▸ **Your instructions**
Write out all of the lines below, exactly and completely.

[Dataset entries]
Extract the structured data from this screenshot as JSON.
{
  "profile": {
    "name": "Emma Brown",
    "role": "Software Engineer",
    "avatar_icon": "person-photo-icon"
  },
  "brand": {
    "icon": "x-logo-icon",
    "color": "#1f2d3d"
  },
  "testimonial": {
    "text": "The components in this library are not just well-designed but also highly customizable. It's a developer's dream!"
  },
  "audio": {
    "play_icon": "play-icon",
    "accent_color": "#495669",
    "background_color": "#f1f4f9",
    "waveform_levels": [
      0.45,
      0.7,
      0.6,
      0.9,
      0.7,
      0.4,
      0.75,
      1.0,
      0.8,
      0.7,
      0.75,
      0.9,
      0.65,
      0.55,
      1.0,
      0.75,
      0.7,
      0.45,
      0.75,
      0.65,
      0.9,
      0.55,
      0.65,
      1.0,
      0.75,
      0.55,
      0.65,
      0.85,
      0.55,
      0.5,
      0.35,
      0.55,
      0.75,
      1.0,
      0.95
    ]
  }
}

▸ **Solved exercise**
Extract the structured data from this screenshot as JSON.
{
  "profile": {
    "name": "Emma Brown",
    "role": "Software Engineer",
    "avatar_icon": "person-photo-icon"
  },
  "brand": {
    "icon": "x-logo-icon",
    "color": "#1f2d3d"
  },
  "testimonial": {
    "text": "The components in this library are not just well-designed but also highly customizable. It's a developer's dream!"
  },
  "audio": {
    "play_icon": "play-icon",
    "accent_color": "#495669",
    "background_color": "#f1f4f9",
    "waveform_levels": [
      0.45,
      0.7,
      0.6,
      0.9,
      0.7,
      0.4,
      0.75,
      1.0,
      0.8,
      0.7,
      0.75,
      0.9,
      0.65,
      0.55,
      1.0,
      0.75,
      0.7,
      0.45,
      0.75,
      0.65,
      0.9,
      0.55,
      0.65,
      1.0,
      0.75,
      0.55,
      0.65,
      0.85,
      0.55,
      0.5,
      0.35,
      0.55,
      0.75,
      1.0,
      0.95
    ]
  }
}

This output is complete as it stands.